** begin **
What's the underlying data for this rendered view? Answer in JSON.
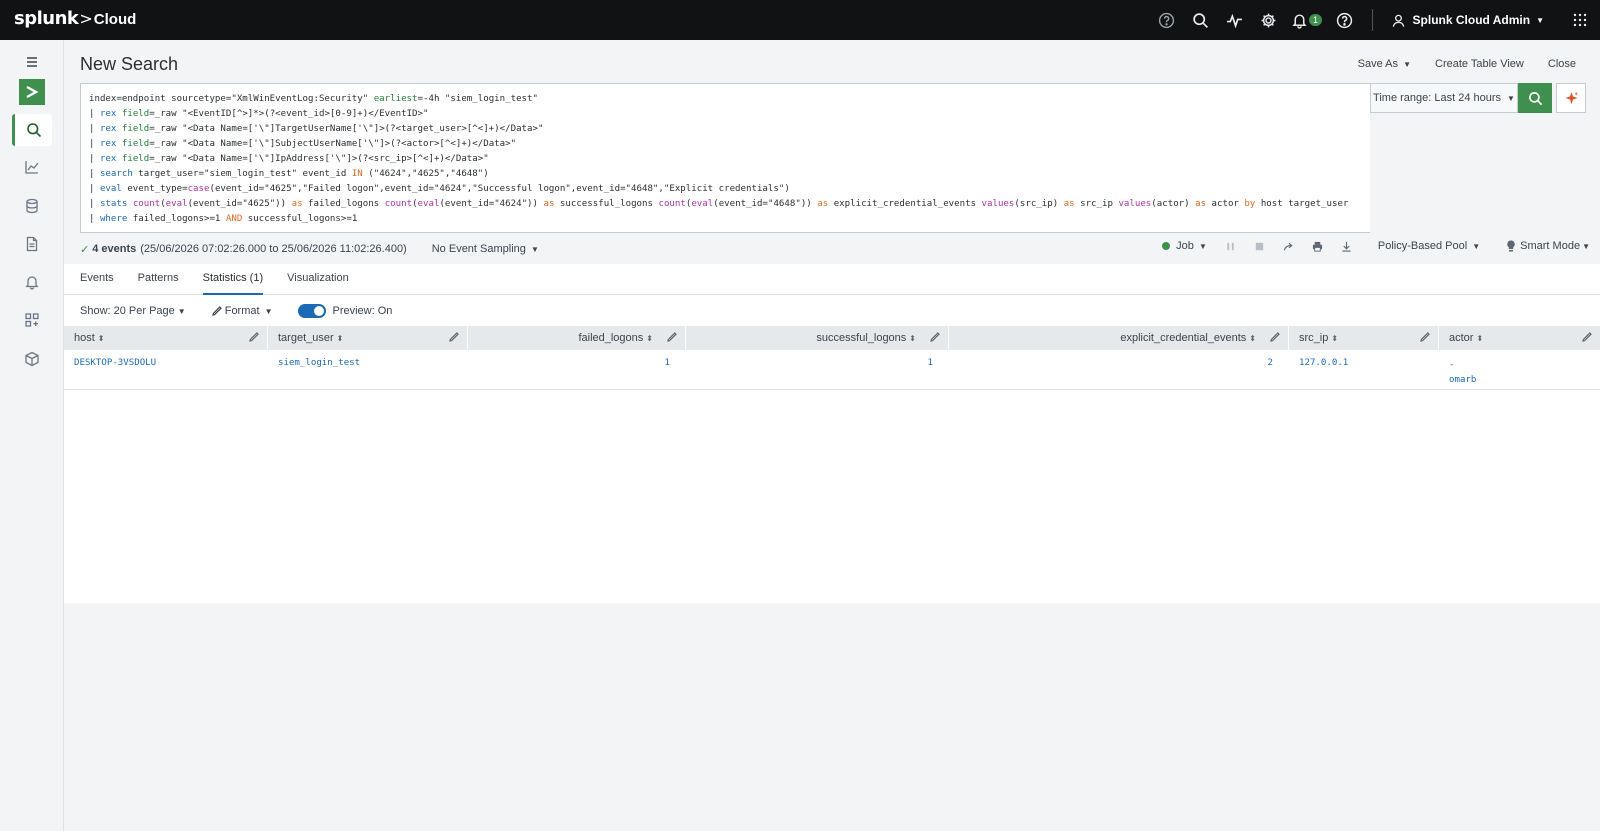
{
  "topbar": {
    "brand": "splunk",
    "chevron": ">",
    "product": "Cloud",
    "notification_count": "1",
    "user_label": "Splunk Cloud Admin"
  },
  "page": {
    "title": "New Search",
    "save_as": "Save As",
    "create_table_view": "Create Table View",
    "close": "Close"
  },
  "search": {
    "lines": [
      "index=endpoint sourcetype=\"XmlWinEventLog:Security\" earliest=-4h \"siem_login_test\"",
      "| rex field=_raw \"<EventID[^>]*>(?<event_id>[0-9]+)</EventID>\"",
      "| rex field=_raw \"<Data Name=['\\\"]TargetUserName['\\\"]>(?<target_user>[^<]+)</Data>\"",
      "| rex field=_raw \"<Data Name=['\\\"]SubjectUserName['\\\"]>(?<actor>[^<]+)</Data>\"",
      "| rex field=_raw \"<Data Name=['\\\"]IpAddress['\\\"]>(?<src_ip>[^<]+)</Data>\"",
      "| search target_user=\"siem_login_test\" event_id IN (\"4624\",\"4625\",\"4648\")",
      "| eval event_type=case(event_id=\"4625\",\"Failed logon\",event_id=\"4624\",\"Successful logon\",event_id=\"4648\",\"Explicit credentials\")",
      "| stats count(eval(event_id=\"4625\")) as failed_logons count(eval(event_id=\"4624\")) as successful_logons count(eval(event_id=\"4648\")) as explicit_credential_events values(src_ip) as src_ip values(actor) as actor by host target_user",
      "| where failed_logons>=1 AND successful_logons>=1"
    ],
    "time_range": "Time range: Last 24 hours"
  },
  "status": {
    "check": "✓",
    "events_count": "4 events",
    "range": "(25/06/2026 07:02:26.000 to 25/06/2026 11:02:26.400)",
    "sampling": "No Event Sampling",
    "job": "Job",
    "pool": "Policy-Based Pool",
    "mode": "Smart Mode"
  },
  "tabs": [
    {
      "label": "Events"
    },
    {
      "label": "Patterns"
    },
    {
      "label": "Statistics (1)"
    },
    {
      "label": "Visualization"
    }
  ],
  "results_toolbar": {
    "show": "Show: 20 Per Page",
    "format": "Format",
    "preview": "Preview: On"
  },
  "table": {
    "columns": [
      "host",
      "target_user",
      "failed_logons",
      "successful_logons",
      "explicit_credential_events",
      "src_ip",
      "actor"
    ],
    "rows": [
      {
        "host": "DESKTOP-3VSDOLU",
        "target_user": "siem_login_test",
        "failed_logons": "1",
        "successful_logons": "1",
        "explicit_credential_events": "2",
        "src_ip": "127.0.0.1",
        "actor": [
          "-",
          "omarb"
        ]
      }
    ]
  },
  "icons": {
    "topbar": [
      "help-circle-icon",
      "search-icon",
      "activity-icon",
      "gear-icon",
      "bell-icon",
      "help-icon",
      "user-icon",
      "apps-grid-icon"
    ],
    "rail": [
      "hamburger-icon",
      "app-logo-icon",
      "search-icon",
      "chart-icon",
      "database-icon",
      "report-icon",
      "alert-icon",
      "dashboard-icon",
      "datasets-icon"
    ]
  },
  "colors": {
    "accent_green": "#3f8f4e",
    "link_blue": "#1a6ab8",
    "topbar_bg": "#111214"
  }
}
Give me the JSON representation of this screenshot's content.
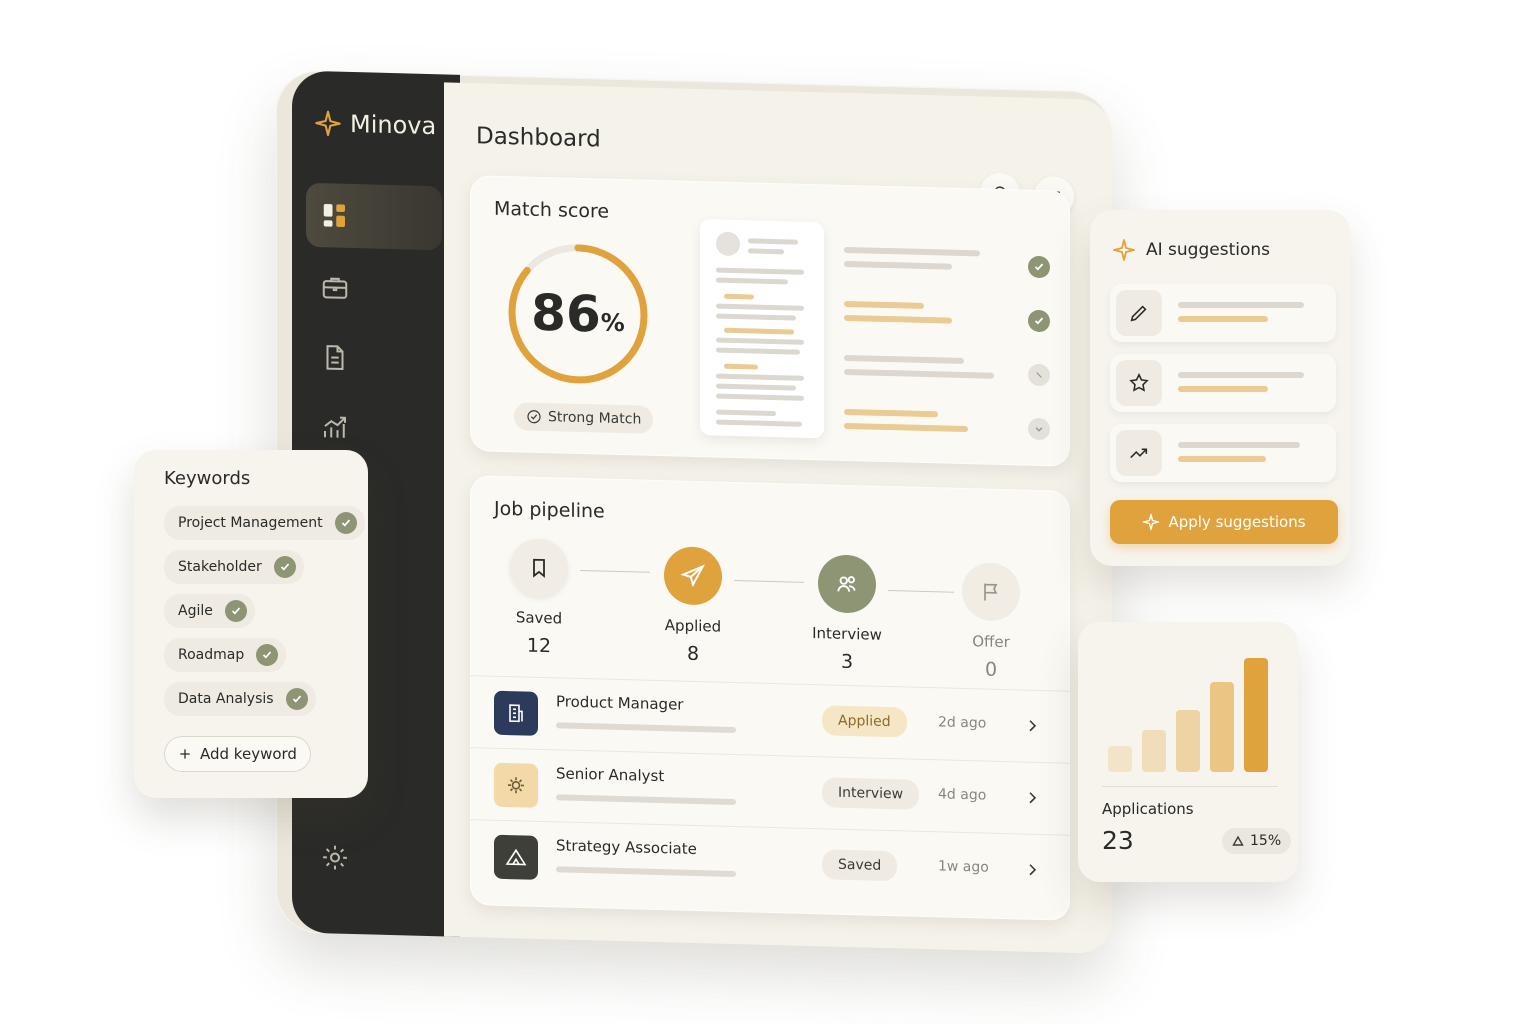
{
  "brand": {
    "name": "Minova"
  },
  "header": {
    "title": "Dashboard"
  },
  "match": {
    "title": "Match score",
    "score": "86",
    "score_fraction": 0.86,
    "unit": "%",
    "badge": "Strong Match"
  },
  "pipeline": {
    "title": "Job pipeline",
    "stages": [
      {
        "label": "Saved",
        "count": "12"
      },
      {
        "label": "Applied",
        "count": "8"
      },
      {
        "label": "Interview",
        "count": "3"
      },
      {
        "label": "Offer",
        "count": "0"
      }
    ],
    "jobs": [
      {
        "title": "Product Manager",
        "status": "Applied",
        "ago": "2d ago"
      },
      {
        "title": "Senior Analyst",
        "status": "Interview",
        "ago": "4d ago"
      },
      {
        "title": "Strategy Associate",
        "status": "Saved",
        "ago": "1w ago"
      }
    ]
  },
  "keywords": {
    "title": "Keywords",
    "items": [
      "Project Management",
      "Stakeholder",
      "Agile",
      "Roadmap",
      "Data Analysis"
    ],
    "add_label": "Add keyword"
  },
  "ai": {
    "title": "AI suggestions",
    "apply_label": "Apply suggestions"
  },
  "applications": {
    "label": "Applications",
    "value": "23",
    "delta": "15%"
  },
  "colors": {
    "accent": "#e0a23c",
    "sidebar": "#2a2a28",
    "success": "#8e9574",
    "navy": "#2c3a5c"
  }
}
** end **
_GOAL OF THE EXERCISE:_ Copy out all the entries exactly. Images stay out of the copy.

_THE RESULT:_
What's the underlying data for this rendered view? Answer in JSON.
{
  "topbar": {
    "brand": "splunk",
    "chevron": ">",
    "product": "Cloud",
    "notification_count": "1",
    "user_label": "Splunk Cloud Admin"
  },
  "page": {
    "title": "New Search",
    "save_as": "Save As",
    "create_table_view": "Create Table View",
    "close": "Close"
  },
  "search": {
    "lines": [
      "index=endpoint sourcetype=\"XmlWinEventLog:Security\" earliest=-4h \"siem_login_test\"",
      "| rex field=_raw \"<EventID[^>]*>(?<event_id>[0-9]+)</EventID>\"",
      "| rex field=_raw \"<Data Name=['\\\"]TargetUserName['\\\"]>(?<target_user>[^<]+)</Data>\"",
      "| rex field=_raw \"<Data Name=['\\\"]SubjectUserName['\\\"]>(?<actor>[^<]+)</Data>\"",
      "| rex field=_raw \"<Data Name=['\\\"]IpAddress['\\\"]>(?<src_ip>[^<]+)</Data>\"",
      "| search target_user=\"siem_login_test\" event_id IN (\"4624\",\"4625\",\"4648\")",
      "| eval event_type=case(event_id=\"4625\",\"Failed logon\",event_id=\"4624\",\"Successful logon\",event_id=\"4648\",\"Explicit credentials\")",
      "| stats count(eval(event_id=\"4625\")) as failed_logons count(eval(event_id=\"4624\")) as successful_logons count(eval(event_id=\"4648\")) as explicit_credential_events values(src_ip) as src_ip values(actor) as actor by host target_user",
      "| where failed_logons>=1 AND successful_logons>=1"
    ],
    "time_range": "Time range: Last 24 hours"
  },
  "status": {
    "check": "✓",
    "events_count": "4 events",
    "range": "(25/06/2026 07:02:26.000 to 25/06/2026 11:02:26.400)",
    "sampling": "No Event Sampling",
    "job": "Job",
    "pool": "Policy-Based Pool",
    "mode": "Smart Mode"
  },
  "tabs": [
    {
      "label": "Events"
    },
    {
      "label": "Patterns"
    },
    {
      "label": "Statistics (1)"
    },
    {
      "label": "Visualization"
    }
  ],
  "results_toolbar": {
    "show": "Show: 20 Per Page",
    "format": "Format",
    "preview": "Preview: On"
  },
  "table": {
    "columns": [
      "host",
      "target_user",
      "failed_logons",
      "successful_logons",
      "explicit_credential_events",
      "src_ip",
      "actor"
    ],
    "rows": [
      {
        "host": "DESKTOP-3VSDOLU",
        "target_user": "siem_login_test",
        "failed_logons": "1",
        "successful_logons": "1",
        "explicit_credential_events": "2",
        "src_ip": "127.0.0.1",
        "actor": [
          "-",
          "omarb"
        ]
      }
    ]
  },
  "icons": {
    "topbar": [
      "help-circle-icon",
      "search-icon",
      "activity-icon",
      "gear-icon",
      "bell-icon",
      "help-icon",
      "user-icon",
      "apps-grid-icon"
    ],
    "rail": [
      "hamburger-icon",
      "app-logo-icon",
      "search-icon",
      "chart-icon",
      "database-icon",
      "report-icon",
      "alert-icon",
      "dashboard-icon",
      "datasets-icon"
    ]
  },
  "colors": {
    "accent_green": "#3f8f4e",
    "link_blue": "#1a6ab8",
    "topbar_bg": "#111214"
  }
}
Give me the JSON representation of this screenshot's content.
{
  "brand": {
    "name": "Minova"
  },
  "header": {
    "title": "Dashboard"
  },
  "match": {
    "title": "Match score",
    "score": "86",
    "score_fraction": 0.86,
    "unit": "%",
    "badge": "Strong Match"
  },
  "pipeline": {
    "title": "Job pipeline",
    "stages": [
      {
        "label": "Saved",
        "count": "12"
      },
      {
        "label": "Applied",
        "count": "8"
      },
      {
        "label": "Interview",
        "count": "3"
      },
      {
        "label": "Offer",
        "count": "0"
      }
    ],
    "jobs": [
      {
        "title": "Product Manager",
        "status": "Applied",
        "ago": "2d ago"
      },
      {
        "title": "Senior Analyst",
        "status": "Interview",
        "ago": "4d ago"
      },
      {
        "title": "Strategy Associate",
        "status": "Saved",
        "ago": "1w ago"
      }
    ]
  },
  "keywords": {
    "title": "Keywords",
    "items": [
      "Project Management",
      "Stakeholder",
      "Agile",
      "Roadmap",
      "Data Analysis"
    ],
    "add_label": "Add keyword"
  },
  "ai": {
    "title": "AI suggestions",
    "apply_label": "Apply suggestions"
  },
  "applications": {
    "label": "Applications",
    "value": "23",
    "delta": "15%"
  },
  "colors": {
    "accent": "#e0a23c",
    "sidebar": "#2a2a28",
    "success": "#8e9574",
    "navy": "#2c3a5c"
  }
}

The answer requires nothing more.